**Task objective**. Return the records word for word. Any pictures in them are not part of the copy.

(Entries with figure data)
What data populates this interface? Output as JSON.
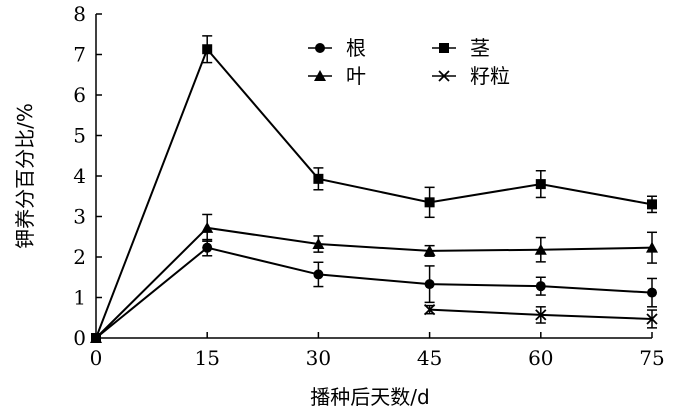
{
  "chart_data": {
    "type": "line",
    "title": "",
    "xlabel": "播种后天数/d",
    "ylabel": "钾养分百分比/%",
    "xlim": [
      0,
      75
    ],
    "ylim": [
      0,
      8
    ],
    "xticks": [
      0,
      15,
      30,
      45,
      60,
      75
    ],
    "yticks": [
      0,
      1,
      2,
      3,
      4,
      5,
      6,
      7,
      8
    ],
    "xtick_labels": [
      "0",
      "15",
      "30",
      "45",
      "60",
      "75"
    ],
    "ytick_labels": [
      "0",
      "1",
      "2",
      "3",
      "4",
      "5",
      "6",
      "7",
      "8"
    ],
    "grid": false,
    "legend_position": "top-right",
    "series": [
      {
        "name": "根",
        "marker": "circle",
        "x": [
          0,
          15,
          30,
          45,
          60,
          75
        ],
        "values": [
          0,
          2.23,
          1.57,
          1.33,
          1.28,
          1.12
        ],
        "errors": [
          0,
          0.2,
          0.3,
          0.45,
          0.22,
          0.35
        ]
      },
      {
        "name": "茎",
        "marker": "square",
        "x": [
          0,
          15,
          30,
          45,
          60,
          75
        ],
        "values": [
          0,
          7.13,
          3.93,
          3.35,
          3.8,
          3.3
        ],
        "errors": [
          0,
          0.33,
          0.27,
          0.37,
          0.33,
          0.2
        ]
      },
      {
        "name": "叶",
        "marker": "triangle",
        "x": [
          0,
          15,
          30,
          45,
          60,
          75
        ],
        "values": [
          0,
          2.72,
          2.32,
          2.15,
          2.18,
          2.23
        ],
        "errors": [
          0,
          0.33,
          0.2,
          0.13,
          0.3,
          0.38
        ]
      },
      {
        "name": "籽粒",
        "marker": "x",
        "x": [
          45,
          60,
          75
        ],
        "values": [
          0.7,
          0.57,
          0.47
        ],
        "errors": [
          0.1,
          0.2,
          0.22
        ]
      }
    ]
  }
}
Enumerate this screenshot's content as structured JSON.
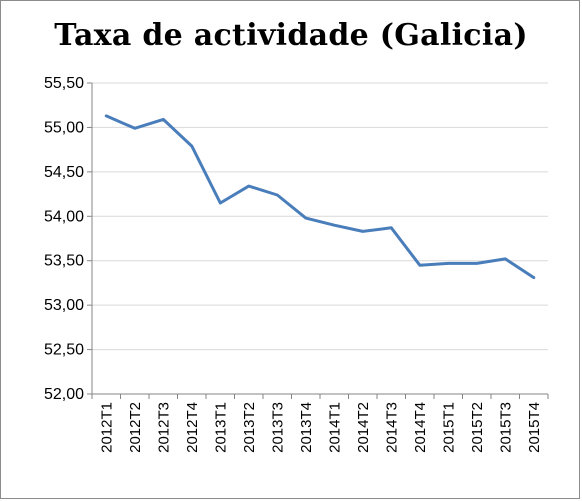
{
  "chart_data": {
    "type": "line",
    "title": "Taxa de actividade (Galicia)",
    "xlabel": "",
    "ylabel": "",
    "categories": [
      "2012T1",
      "2012T2",
      "2012T3",
      "2012T4",
      "2013T1",
      "2013T2",
      "2013T3",
      "2013T4",
      "2014T1",
      "2014T2",
      "2014T3",
      "2014T4",
      "2015T1",
      "2015T2",
      "2015T3",
      "2015T4"
    ],
    "series": [
      {
        "values": [
          55.13,
          54.99,
          55.09,
          54.79,
          54.15,
          54.34,
          54.24,
          53.98,
          53.9,
          53.83,
          53.87,
          53.45,
          53.47,
          53.47,
          53.52,
          53.31
        ]
      }
    ],
    "ylim": [
      52.0,
      55.5
    ],
    "yticks": [
      "52,00",
      "52,50",
      "53,00",
      "53,50",
      "54,00",
      "54,50",
      "55,00",
      "55,50"
    ],
    "grid": true,
    "legend": "none",
    "line_color": "#4a7ebb",
    "grid_color": "#d9d9d9",
    "axis_color": "#868686"
  }
}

**Solution for this exercise**.
What data populates this interface? Output as JSON.
{
  "chart_data": {
    "type": "line",
    "title": "",
    "xlabel": "播种后天数/d",
    "ylabel": "钾养分百分比/%",
    "xlim": [
      0,
      75
    ],
    "ylim": [
      0,
      8
    ],
    "xticks": [
      0,
      15,
      30,
      45,
      60,
      75
    ],
    "yticks": [
      0,
      1,
      2,
      3,
      4,
      5,
      6,
      7,
      8
    ],
    "xtick_labels": [
      "0",
      "15",
      "30",
      "45",
      "60",
      "75"
    ],
    "ytick_labels": [
      "0",
      "1",
      "2",
      "3",
      "4",
      "5",
      "6",
      "7",
      "8"
    ],
    "grid": false,
    "legend_position": "top-right",
    "series": [
      {
        "name": "根",
        "marker": "circle",
        "x": [
          0,
          15,
          30,
          45,
          60,
          75
        ],
        "values": [
          0,
          2.23,
          1.57,
          1.33,
          1.28,
          1.12
        ],
        "errors": [
          0,
          0.2,
          0.3,
          0.45,
          0.22,
          0.35
        ]
      },
      {
        "name": "茎",
        "marker": "square",
        "x": [
          0,
          15,
          30,
          45,
          60,
          75
        ],
        "values": [
          0,
          7.13,
          3.93,
          3.35,
          3.8,
          3.3
        ],
        "errors": [
          0,
          0.33,
          0.27,
          0.37,
          0.33,
          0.2
        ]
      },
      {
        "name": "叶",
        "marker": "triangle",
        "x": [
          0,
          15,
          30,
          45,
          60,
          75
        ],
        "values": [
          0,
          2.72,
          2.32,
          2.15,
          2.18,
          2.23
        ],
        "errors": [
          0,
          0.33,
          0.2,
          0.13,
          0.3,
          0.38
        ]
      },
      {
        "name": "籽粒",
        "marker": "x",
        "x": [
          45,
          60,
          75
        ],
        "values": [
          0.7,
          0.57,
          0.47
        ],
        "errors": [
          0.1,
          0.2,
          0.22
        ]
      }
    ]
  }
}
Enumerate this screenshot's content as structured JSON.
{
  "chart_data": {
    "type": "line",
    "title": "Taxa de actividade (Galicia)",
    "xlabel": "",
    "ylabel": "",
    "categories": [
      "2012T1",
      "2012T2",
      "2012T3",
      "2012T4",
      "2013T1",
      "2013T2",
      "2013T3",
      "2013T4",
      "2014T1",
      "2014T2",
      "2014T3",
      "2014T4",
      "2015T1",
      "2015T2",
      "2015T3",
      "2015T4"
    ],
    "series": [
      {
        "values": [
          55.13,
          54.99,
          55.09,
          54.79,
          54.15,
          54.34,
          54.24,
          53.98,
          53.9,
          53.83,
          53.87,
          53.45,
          53.47,
          53.47,
          53.52,
          53.31
        ]
      }
    ],
    "ylim": [
      52.0,
      55.5
    ],
    "yticks": [
      "52,00",
      "52,50",
      "53,00",
      "53,50",
      "54,00",
      "54,50",
      "55,00",
      "55,50"
    ],
    "grid": true,
    "legend": "none",
    "line_color": "#4a7ebb",
    "grid_color": "#d9d9d9",
    "axis_color": "#868686"
  }
}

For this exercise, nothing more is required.